Aim
Write out the listing below in full and exactly, leaving out every picture.
════
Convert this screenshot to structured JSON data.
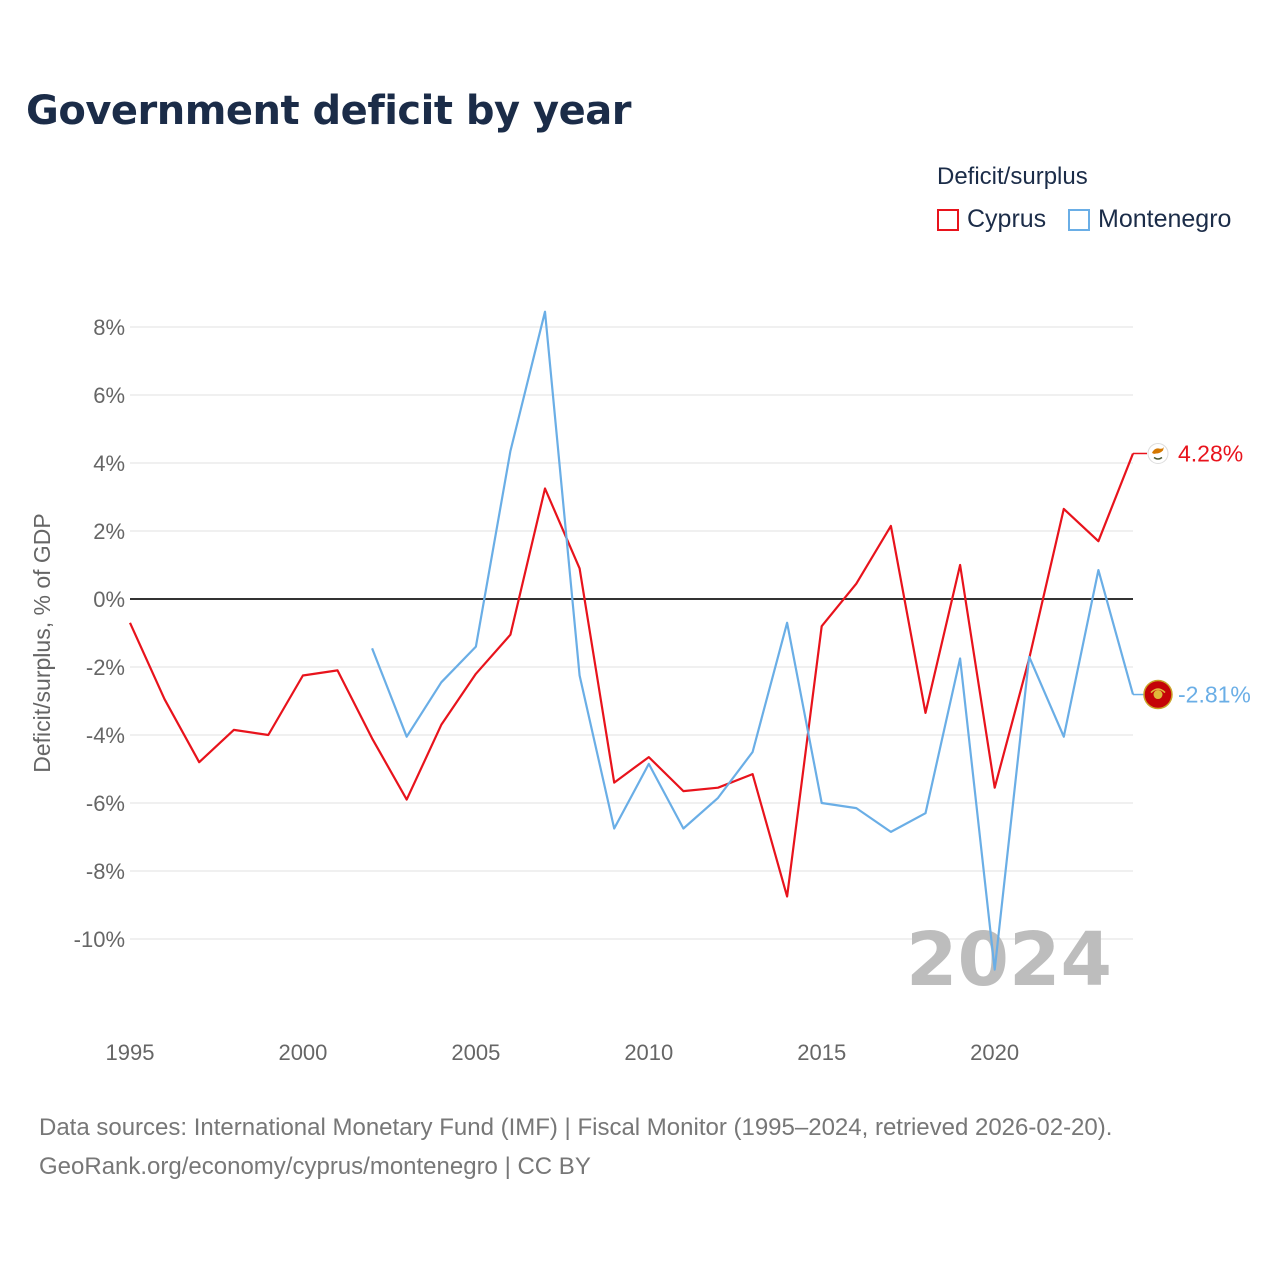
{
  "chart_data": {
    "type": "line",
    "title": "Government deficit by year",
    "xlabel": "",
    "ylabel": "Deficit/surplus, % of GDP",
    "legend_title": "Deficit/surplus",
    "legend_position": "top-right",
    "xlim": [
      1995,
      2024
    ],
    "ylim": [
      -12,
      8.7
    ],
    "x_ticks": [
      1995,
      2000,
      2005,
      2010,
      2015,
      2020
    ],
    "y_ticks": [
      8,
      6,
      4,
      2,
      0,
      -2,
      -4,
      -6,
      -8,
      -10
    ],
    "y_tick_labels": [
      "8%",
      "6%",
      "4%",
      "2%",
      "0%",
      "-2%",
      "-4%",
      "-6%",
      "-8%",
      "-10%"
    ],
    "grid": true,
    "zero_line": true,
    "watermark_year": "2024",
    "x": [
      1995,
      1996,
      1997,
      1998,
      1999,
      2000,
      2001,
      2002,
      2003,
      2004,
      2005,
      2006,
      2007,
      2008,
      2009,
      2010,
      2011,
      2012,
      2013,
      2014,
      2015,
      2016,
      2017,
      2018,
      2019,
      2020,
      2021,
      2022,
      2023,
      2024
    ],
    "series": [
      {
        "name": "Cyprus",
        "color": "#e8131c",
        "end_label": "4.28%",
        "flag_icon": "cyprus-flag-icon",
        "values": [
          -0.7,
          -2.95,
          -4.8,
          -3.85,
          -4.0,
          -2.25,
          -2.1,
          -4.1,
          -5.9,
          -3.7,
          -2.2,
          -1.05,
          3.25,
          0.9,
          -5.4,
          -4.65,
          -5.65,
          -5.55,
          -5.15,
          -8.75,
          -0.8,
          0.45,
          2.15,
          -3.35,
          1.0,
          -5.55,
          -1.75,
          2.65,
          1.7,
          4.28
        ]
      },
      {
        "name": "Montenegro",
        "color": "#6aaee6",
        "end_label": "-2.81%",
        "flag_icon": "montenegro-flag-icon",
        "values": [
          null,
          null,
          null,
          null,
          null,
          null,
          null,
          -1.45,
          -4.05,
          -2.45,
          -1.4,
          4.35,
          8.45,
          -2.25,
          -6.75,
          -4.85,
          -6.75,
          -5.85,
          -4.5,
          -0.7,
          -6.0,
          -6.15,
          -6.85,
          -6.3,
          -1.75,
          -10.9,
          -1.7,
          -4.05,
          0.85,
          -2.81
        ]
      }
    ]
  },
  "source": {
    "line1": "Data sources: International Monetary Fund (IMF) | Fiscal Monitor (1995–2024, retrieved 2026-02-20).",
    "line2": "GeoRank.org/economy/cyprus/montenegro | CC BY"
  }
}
════
Complete output
Convert this screenshot to structured JSON data.
{
  "chart_data": {
    "type": "line",
    "title": "Government deficit by year",
    "xlabel": "",
    "ylabel": "Deficit/surplus, % of GDP",
    "legend_title": "Deficit/surplus",
    "legend_position": "top-right",
    "xlim": [
      1995,
      2024
    ],
    "ylim": [
      -12,
      8.7
    ],
    "x_ticks": [
      1995,
      2000,
      2005,
      2010,
      2015,
      2020
    ],
    "y_ticks": [
      8,
      6,
      4,
      2,
      0,
      -2,
      -4,
      -6,
      -8,
      -10
    ],
    "y_tick_labels": [
      "8%",
      "6%",
      "4%",
      "2%",
      "0%",
      "-2%",
      "-4%",
      "-6%",
      "-8%",
      "-10%"
    ],
    "grid": true,
    "zero_line": true,
    "watermark_year": "2024",
    "x": [
      1995,
      1996,
      1997,
      1998,
      1999,
      2000,
      2001,
      2002,
      2003,
      2004,
      2005,
      2006,
      2007,
      2008,
      2009,
      2010,
      2011,
      2012,
      2013,
      2014,
      2015,
      2016,
      2017,
      2018,
      2019,
      2020,
      2021,
      2022,
      2023,
      2024
    ],
    "series": [
      {
        "name": "Cyprus",
        "color": "#e8131c",
        "end_label": "4.28%",
        "flag_icon": "cyprus-flag-icon",
        "values": [
          -0.7,
          -2.95,
          -4.8,
          -3.85,
          -4.0,
          -2.25,
          -2.1,
          -4.1,
          -5.9,
          -3.7,
          -2.2,
          -1.05,
          3.25,
          0.9,
          -5.4,
          -4.65,
          -5.65,
          -5.55,
          -5.15,
          -8.75,
          -0.8,
          0.45,
          2.15,
          -3.35,
          1.0,
          -5.55,
          -1.75,
          2.65,
          1.7,
          4.28
        ]
      },
      {
        "name": "Montenegro",
        "color": "#6aaee6",
        "end_label": "-2.81%",
        "flag_icon": "montenegro-flag-icon",
        "values": [
          null,
          null,
          null,
          null,
          null,
          null,
          null,
          -1.45,
          -4.05,
          -2.45,
          -1.4,
          4.35,
          8.45,
          -2.25,
          -6.75,
          -4.85,
          -6.75,
          -5.85,
          -4.5,
          -0.7,
          -6.0,
          -6.15,
          -6.85,
          -6.3,
          -1.75,
          -10.9,
          -1.7,
          -4.05,
          0.85,
          -2.81
        ]
      }
    ]
  },
  "source": {
    "line1": "Data sources: International Monetary Fund (IMF) | Fiscal Monitor (1995–2024, retrieved 2026-02-20).",
    "line2": "GeoRank.org/economy/cyprus/montenegro | CC BY"
  }
}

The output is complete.